DATASET RECORDS →
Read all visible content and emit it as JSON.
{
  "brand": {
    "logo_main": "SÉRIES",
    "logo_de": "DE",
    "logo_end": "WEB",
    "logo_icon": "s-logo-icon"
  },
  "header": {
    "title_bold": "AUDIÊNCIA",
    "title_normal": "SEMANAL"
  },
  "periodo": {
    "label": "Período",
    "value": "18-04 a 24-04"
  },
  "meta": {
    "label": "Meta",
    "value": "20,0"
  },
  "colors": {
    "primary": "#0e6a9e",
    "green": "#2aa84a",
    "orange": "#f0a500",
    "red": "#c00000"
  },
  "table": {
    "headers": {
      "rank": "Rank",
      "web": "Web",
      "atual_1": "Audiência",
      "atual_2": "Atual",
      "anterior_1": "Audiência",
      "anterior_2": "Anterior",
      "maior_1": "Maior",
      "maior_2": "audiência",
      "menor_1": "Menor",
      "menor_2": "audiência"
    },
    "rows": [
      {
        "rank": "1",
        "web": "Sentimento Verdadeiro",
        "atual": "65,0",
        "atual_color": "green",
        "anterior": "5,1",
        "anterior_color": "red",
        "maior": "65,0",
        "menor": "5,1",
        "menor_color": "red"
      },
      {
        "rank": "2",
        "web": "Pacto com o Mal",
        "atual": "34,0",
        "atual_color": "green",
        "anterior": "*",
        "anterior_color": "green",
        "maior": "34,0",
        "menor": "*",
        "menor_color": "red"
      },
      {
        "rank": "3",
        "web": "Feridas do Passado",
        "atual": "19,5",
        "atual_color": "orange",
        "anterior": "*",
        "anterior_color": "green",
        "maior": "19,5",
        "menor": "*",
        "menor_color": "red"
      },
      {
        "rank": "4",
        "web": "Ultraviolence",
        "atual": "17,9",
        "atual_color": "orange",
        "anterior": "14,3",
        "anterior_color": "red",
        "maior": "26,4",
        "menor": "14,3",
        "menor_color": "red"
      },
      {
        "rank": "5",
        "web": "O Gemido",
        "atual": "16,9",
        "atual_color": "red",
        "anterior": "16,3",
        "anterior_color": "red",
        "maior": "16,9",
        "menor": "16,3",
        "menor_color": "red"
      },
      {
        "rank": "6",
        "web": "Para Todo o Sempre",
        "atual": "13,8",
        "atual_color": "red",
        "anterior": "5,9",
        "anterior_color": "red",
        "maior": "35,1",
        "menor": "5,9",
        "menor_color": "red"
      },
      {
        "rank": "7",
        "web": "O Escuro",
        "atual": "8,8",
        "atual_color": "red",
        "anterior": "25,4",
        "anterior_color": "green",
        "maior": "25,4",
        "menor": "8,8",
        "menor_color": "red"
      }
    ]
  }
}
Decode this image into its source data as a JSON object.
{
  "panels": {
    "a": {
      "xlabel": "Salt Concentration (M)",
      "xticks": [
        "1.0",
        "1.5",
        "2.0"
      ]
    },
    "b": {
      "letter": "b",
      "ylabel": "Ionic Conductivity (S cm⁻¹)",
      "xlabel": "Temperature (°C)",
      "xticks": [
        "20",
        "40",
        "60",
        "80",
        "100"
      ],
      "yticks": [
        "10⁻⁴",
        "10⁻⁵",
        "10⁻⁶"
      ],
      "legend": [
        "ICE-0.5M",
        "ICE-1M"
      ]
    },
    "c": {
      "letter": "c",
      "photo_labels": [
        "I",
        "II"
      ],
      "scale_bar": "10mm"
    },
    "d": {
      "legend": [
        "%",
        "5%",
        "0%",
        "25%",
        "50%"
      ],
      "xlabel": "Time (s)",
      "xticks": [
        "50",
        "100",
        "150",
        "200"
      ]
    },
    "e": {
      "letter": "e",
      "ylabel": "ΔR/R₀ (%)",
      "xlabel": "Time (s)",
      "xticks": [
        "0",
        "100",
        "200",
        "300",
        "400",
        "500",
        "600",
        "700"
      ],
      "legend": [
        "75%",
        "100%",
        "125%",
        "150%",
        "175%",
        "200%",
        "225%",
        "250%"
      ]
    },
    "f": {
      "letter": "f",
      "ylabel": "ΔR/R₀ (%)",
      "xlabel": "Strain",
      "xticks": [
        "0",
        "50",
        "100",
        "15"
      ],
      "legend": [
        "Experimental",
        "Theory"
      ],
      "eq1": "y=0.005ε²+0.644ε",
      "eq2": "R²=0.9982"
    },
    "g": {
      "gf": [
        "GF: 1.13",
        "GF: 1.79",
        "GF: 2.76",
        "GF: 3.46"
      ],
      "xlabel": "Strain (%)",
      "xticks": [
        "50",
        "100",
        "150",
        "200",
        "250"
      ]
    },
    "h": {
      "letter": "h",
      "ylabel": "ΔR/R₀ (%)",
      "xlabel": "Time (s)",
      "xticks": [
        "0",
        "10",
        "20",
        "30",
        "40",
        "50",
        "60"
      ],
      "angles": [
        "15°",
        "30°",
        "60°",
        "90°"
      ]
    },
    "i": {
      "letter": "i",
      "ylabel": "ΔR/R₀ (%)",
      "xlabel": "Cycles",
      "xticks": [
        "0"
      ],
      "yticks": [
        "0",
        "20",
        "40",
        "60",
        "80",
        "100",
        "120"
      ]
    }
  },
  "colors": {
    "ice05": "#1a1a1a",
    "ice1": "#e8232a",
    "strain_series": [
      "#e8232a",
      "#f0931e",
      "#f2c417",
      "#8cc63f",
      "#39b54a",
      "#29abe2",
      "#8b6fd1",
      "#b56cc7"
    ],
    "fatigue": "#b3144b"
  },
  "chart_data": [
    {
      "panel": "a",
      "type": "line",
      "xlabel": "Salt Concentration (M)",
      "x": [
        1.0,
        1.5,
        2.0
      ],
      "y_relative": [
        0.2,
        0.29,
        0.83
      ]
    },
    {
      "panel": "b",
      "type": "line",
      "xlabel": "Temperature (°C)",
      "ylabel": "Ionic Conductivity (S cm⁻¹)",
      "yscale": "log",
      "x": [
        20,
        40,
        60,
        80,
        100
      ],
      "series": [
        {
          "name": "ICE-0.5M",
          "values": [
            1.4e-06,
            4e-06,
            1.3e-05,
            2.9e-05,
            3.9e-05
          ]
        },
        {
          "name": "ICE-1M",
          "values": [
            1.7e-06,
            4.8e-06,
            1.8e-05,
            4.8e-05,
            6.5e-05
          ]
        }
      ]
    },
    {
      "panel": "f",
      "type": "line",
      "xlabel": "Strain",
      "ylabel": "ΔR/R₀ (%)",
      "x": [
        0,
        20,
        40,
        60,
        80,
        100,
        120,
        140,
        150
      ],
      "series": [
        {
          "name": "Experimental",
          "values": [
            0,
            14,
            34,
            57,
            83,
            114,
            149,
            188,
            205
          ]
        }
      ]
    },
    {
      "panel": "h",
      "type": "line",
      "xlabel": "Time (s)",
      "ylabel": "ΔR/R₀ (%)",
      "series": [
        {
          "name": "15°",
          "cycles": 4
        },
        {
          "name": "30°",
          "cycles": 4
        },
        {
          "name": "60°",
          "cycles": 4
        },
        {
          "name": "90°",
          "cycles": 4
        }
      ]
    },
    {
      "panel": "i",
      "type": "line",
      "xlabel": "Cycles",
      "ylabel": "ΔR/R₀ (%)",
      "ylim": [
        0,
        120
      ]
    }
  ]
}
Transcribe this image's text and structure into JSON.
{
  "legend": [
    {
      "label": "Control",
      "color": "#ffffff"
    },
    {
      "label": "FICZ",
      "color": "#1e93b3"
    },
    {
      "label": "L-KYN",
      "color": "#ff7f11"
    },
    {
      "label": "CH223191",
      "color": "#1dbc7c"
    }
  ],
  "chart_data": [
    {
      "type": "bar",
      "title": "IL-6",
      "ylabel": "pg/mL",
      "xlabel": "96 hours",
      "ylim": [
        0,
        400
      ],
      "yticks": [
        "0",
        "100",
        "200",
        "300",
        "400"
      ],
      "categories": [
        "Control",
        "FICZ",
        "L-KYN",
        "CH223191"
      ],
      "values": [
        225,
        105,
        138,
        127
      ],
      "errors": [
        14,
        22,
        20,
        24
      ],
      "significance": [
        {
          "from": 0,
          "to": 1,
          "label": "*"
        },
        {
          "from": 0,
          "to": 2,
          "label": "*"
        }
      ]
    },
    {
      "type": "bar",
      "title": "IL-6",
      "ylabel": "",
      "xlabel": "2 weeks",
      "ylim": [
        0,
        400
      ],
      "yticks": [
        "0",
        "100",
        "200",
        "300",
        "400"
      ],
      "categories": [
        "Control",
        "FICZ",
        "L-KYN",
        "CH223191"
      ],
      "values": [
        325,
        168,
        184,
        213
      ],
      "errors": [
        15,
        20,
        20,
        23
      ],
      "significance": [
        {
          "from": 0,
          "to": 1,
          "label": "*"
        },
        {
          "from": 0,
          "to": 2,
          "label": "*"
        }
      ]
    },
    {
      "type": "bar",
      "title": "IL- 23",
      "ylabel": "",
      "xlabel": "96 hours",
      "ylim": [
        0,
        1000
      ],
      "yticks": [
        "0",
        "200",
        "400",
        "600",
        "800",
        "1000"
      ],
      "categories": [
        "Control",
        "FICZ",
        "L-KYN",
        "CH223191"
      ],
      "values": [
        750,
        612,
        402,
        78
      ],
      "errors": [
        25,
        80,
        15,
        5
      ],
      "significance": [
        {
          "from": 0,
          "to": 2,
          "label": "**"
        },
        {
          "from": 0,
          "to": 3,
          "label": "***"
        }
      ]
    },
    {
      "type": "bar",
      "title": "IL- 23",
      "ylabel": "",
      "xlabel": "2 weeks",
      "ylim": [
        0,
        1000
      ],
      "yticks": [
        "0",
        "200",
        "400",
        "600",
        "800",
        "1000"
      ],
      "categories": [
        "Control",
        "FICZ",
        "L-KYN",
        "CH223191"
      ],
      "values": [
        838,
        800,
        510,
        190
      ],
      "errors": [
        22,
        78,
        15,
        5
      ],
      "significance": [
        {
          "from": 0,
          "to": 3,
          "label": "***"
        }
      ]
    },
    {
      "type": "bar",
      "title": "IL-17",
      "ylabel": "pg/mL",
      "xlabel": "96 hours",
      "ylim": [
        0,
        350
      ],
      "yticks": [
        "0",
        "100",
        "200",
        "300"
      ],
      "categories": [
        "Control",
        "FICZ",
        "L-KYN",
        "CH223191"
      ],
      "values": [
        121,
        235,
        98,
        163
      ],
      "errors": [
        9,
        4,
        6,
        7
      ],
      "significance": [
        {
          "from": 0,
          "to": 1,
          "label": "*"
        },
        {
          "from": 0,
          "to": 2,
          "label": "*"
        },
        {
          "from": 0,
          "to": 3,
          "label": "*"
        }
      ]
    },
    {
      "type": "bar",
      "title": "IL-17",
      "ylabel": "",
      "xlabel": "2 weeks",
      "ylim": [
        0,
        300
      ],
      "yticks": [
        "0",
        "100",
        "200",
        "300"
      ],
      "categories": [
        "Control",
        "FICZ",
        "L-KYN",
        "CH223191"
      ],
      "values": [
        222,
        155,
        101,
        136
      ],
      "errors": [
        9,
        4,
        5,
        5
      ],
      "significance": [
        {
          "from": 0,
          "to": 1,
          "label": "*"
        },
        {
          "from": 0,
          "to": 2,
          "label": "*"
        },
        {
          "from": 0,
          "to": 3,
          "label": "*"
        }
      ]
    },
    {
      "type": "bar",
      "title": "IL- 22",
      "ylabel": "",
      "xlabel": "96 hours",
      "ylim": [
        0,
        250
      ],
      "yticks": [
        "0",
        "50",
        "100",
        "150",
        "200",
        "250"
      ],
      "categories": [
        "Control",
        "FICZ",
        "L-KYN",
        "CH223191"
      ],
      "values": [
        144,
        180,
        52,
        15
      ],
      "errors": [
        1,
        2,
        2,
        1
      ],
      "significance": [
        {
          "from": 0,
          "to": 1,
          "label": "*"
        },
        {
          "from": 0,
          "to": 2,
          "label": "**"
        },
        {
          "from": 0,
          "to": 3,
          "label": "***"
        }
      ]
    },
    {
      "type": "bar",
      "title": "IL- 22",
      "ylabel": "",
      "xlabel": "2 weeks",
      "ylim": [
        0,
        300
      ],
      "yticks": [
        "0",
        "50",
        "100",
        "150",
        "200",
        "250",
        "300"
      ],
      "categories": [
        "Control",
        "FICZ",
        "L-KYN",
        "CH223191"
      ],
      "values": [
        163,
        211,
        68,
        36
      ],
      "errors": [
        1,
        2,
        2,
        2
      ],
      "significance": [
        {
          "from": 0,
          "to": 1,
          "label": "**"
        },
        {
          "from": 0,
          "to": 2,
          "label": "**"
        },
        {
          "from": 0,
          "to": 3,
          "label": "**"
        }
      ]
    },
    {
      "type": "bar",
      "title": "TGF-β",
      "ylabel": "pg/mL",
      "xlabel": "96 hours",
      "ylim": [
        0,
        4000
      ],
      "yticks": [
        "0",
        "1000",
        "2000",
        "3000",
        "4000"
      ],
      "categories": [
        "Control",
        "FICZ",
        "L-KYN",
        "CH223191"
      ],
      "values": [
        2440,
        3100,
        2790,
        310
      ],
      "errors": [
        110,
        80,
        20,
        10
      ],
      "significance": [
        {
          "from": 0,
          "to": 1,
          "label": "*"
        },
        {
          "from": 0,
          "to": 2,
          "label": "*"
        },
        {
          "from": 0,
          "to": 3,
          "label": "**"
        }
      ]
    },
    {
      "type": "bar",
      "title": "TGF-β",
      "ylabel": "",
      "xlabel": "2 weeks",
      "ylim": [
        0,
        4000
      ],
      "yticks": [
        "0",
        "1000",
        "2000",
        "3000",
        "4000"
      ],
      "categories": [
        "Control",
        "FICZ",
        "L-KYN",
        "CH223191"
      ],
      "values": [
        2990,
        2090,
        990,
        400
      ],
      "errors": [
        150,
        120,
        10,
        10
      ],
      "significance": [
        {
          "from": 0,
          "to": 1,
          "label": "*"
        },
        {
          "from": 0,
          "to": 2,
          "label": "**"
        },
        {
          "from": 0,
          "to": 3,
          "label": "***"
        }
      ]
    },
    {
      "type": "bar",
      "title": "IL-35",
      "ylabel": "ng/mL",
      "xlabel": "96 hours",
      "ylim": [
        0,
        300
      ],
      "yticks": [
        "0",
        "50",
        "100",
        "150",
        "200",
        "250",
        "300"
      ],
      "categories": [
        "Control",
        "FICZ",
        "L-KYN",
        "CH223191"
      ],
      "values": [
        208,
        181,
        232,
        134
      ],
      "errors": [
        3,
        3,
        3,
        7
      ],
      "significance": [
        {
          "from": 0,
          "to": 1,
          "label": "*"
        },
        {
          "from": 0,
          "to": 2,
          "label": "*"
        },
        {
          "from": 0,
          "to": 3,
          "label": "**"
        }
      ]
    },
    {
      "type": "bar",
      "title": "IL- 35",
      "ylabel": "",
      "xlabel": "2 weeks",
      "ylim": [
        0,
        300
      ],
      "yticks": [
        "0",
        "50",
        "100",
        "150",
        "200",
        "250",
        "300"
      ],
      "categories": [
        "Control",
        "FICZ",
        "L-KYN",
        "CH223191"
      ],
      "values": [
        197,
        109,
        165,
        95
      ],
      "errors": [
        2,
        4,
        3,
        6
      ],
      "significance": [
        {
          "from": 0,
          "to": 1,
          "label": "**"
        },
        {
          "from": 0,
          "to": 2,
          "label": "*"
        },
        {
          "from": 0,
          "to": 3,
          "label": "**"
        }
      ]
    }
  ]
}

WHAT THE EXERCISE ASKS → From the listing above, pick out every line containing "letter".

EXERCISE OUTPUT →
      "letter": "b",
      "letter": "c",
      "letter": "e",
      "letter": "f",
      "letter": "h",
      "letter": "i",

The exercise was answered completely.